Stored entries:
>> Begin
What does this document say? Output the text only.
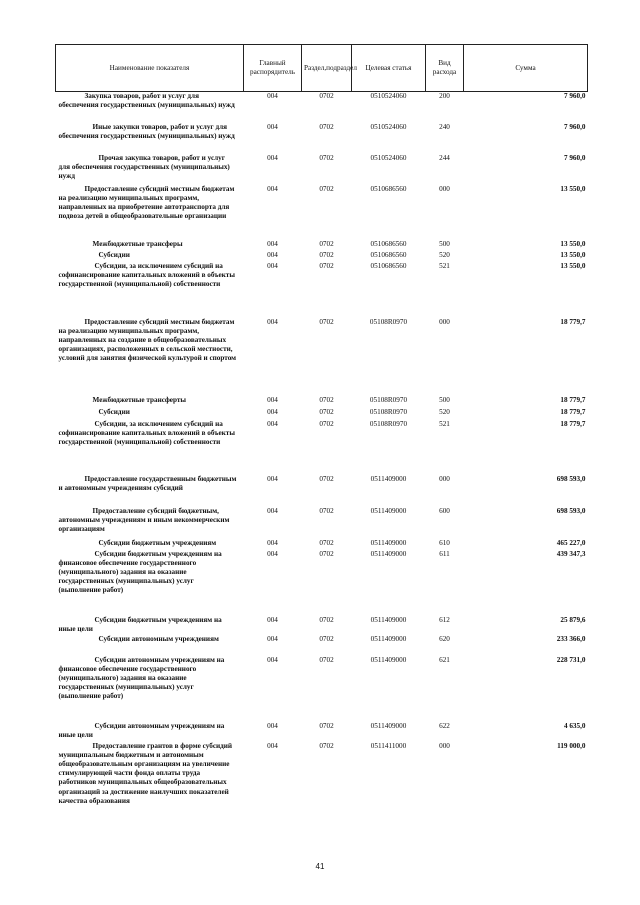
Наименование показателя	Главный распорядитель	Раздел,подраздел	Целевая статья	Вид расхода	Сумма
Закупка товаров, работ и услуг для обеспечения государственных (муниципальных) нужд	004	0702	0510524060	200	7 960,0
Иные закупки товаров, работ и услуг для обеспечения государственных (муниципальных) нужд	004	0702	0510524060	240	7 960,0
Прочая закупка товаров, работ и услуг для обеспечения государственных (муниципальных) нужд	004	0702	0510524060	244	7 960,0
Предоставление субсидий местным бюджетам на реализацию муниципальных программ, направленных на приобретение автотранспорта для подвоза детей в общеобразовательные организации	004	0702	0510686560	000	13 550,0
Межбюджетные трансферы	004	0702	0510686560	500	13 550,0
Субсидии	004	0702	0510686560	520	13 550,0
Субсидии, за исключением субсидий на софинансирование капитальных вложений в объекты государственной (муниципальной) собственности	004	0702	0510686560	521	13 550,0
Предоставление субсидий местным бюджетам на реализацию муниципальных программ, направленных на создание в общеобразовательных организациях, расположенных в сельской местности, условий для занятия физической культурой и спортом	004	0702	05108R0970	000	18 779,7
Межбюджетные трансферты	004	0702	05108R0970	500	18 779,7
Субсидии	004	0702	05108R0970	520	18 779,7
Субсидии, за исключением субсидий на софинансирование капитальных вложений в объекты государственной (муниципальной) собственности	004	0702	05108R0970	521	18 779,7
Предоставление государственным бюджетным и автономным учреждениям субсидий	004	0702	0511409000	000	698 593,0
Предоставление субсидий бюджетным, автономным учреждениям и иным некоммерческим организациям	004	0702	0511409000	600	698 593,0
Субсидии бюджетным учреждениям	004	0702	0511409000	610	465 227,0
Субсидии бюджетным учреждениям на финансовое обеспечение государственного (муниципального) задания на оказание государственных (муниципальных) услуг (выполнение работ)	004	0702	0511409000	611	439 347,3
Субсидии бюджетным учреждениям на иные цели	004	0702	0511409000	612	25 879,6
Субсидии автономным учреждениям	004	0702	0511409000	620	233 366,0
Субсидии автономным учреждениям на финансовое обеспечение государственного (муниципального) задания на оказание государственных (муниципальных) услуг (выполнение работ)	004	0702	0511409000	621	228 731,0
Субсидии автономным учреждениям на иные цели	004	0702	0511409000	622	4 635,0
Предоставление грантов в форме субсидий муниципальным бюджетным и автономным общеобразовательным организациям на увеличение стимулирующей части фонда оплаты труда работников муниципальных общеобразовательных организаций за достижение наилучших показателей качества образования	004	0702	0511411000	000	119 000,0
41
>> End
EXERCISE: Show every line where the string "Предоставление" appears.

RESULT:
Предоставление субсидий местным бюджетам на реализацию муниципальных программ, направленных на приобретение автотранспорта для подвоза детей в общеобразовательные организации	004	0702	0510686560	000	13 550,0
Предоставление субсидий местным бюджетам на реализацию муниципальных программ, направленных на создание в общеобразовательных организациях, расположенных в сельской местности, условий для занятия физической культурой и спортом	004	0702	05108R0970	000	18 779,7
Предоставление государственным бюджетным и автономным учреждениям субсидий	004	0702	0511409000	000	698 593,0
Предоставление субсидий бюджетным, автономным учреждениям и иным некоммерческим организациям	004	0702	0511409000	600	698 593,0
Предоставление грантов в форме субсидий муниципальным бюджетным и автономным общеобразовательным организациям на увеличение стимулирующей части фонда оплаты труда работников муниципальных общеобразовательных организаций за достижение наилучших показателей качества образования	004	0702	0511411000	000	119 000,0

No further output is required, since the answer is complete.